- **TASK REQUIREMENTS**: Exactly reproduce each record listed below.

━━━━━ SOURCE MATERIAL

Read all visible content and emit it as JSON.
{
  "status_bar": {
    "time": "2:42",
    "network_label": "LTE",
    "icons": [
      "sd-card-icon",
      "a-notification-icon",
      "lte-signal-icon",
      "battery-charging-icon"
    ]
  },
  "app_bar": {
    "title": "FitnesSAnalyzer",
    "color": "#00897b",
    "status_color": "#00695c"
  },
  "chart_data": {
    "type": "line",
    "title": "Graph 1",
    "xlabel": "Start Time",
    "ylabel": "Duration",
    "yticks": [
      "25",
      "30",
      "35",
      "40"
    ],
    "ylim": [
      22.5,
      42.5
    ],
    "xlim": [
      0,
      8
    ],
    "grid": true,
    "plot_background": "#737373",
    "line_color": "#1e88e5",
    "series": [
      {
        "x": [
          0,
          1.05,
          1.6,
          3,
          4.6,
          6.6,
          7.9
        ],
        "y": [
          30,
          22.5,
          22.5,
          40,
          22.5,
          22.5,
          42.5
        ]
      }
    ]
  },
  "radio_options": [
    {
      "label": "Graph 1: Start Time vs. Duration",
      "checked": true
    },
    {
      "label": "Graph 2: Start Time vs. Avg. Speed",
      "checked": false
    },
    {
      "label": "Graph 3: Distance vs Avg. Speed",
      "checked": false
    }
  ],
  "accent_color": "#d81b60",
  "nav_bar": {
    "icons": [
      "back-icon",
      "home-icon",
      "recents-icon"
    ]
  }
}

━━━━━━━━━━

- **SOLUTION FOR THIS EXERCISE**:
Read all visible content and emit it as JSON.
{
  "status_bar": {
    "time": "2:42",
    "network_label": "LTE",
    "icons": [
      "sd-card-icon",
      "a-notification-icon",
      "lte-signal-icon",
      "battery-charging-icon"
    ]
  },
  "app_bar": {
    "title": "FitnesSAnalyzer",
    "color": "#00897b",
    "status_color": "#00695c"
  },
  "chart_data": {
    "type": "line",
    "title": "Graph 1",
    "xlabel": "Start Time",
    "ylabel": "Duration",
    "yticks": [
      "25",
      "30",
      "35",
      "40"
    ],
    "ylim": [
      22.5,
      42.5
    ],
    "xlim": [
      0,
      8
    ],
    "grid": true,
    "plot_background": "#737373",
    "line_color": "#1e88e5",
    "series": [
      {
        "x": [
          0,
          1.05,
          1.6,
          3,
          4.6,
          6.6,
          7.9
        ],
        "y": [
          30,
          22.5,
          22.5,
          40,
          22.5,
          22.5,
          42.5
        ]
      }
    ]
  },
  "radio_options": [
    {
      "label": "Graph 1: Start Time vs. Duration",
      "checked": true
    },
    {
      "label": "Graph 2: Start Time vs. Avg. Speed",
      "checked": false
    },
    {
      "label": "Graph 3: Distance vs Avg. Speed",
      "checked": false
    }
  ],
  "accent_color": "#d81b60",
  "nav_bar": {
    "icons": [
      "back-icon",
      "home-icon",
      "recents-icon"
    ]
  }
}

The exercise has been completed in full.